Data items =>
— start —
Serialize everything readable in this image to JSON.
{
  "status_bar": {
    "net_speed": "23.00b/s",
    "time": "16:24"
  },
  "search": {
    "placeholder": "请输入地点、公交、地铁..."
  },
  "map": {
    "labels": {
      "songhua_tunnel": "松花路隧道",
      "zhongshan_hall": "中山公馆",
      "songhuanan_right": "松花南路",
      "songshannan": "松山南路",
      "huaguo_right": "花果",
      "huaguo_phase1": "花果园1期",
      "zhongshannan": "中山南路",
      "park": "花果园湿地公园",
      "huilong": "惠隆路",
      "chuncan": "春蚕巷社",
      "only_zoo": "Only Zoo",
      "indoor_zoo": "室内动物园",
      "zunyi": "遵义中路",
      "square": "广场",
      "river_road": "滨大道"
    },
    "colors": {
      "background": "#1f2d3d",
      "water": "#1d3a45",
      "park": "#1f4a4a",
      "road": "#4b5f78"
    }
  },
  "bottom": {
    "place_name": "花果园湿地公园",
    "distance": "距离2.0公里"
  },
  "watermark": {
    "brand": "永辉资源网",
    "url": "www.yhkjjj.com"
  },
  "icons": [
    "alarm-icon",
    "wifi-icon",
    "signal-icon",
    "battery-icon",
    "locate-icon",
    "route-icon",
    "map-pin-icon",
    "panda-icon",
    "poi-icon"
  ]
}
— end —
WRITTEN EXERCISE =>
Each record must be returned exactly as it is written.

EXERCISE ANSWER =>
Serialize everything readable in this image to JSON.
{
  "status_bar": {
    "net_speed": "23.00b/s",
    "time": "16:24"
  },
  "search": {
    "placeholder": "请输入地点、公交、地铁..."
  },
  "map": {
    "labels": {
      "songhua_tunnel": "松花路隧道",
      "zhongshan_hall": "中山公馆",
      "songhuanan_right": "松花南路",
      "songshannan": "松山南路",
      "huaguo_right": "花果",
      "huaguo_phase1": "花果园1期",
      "zhongshannan": "中山南路",
      "park": "花果园湿地公园",
      "huilong": "惠隆路",
      "chuncan": "春蚕巷社",
      "only_zoo": "Only Zoo",
      "indoor_zoo": "室内动物园",
      "zunyi": "遵义中路",
      "square": "广场",
      "river_road": "滨大道"
    },
    "colors": {
      "background": "#1f2d3d",
      "water": "#1d3a45",
      "park": "#1f4a4a",
      "road": "#4b5f78"
    }
  },
  "bottom": {
    "place_name": "花果园湿地公园",
    "distance": "距离2.0公里"
  },
  "watermark": {
    "brand": "永辉资源网",
    "url": "www.yhkjjj.com"
  },
  "icons": [
    "alarm-icon",
    "wifi-icon",
    "signal-icon",
    "battery-icon",
    "locate-icon",
    "route-icon",
    "map-pin-icon",
    "panda-icon",
    "poi-icon"
  ]
}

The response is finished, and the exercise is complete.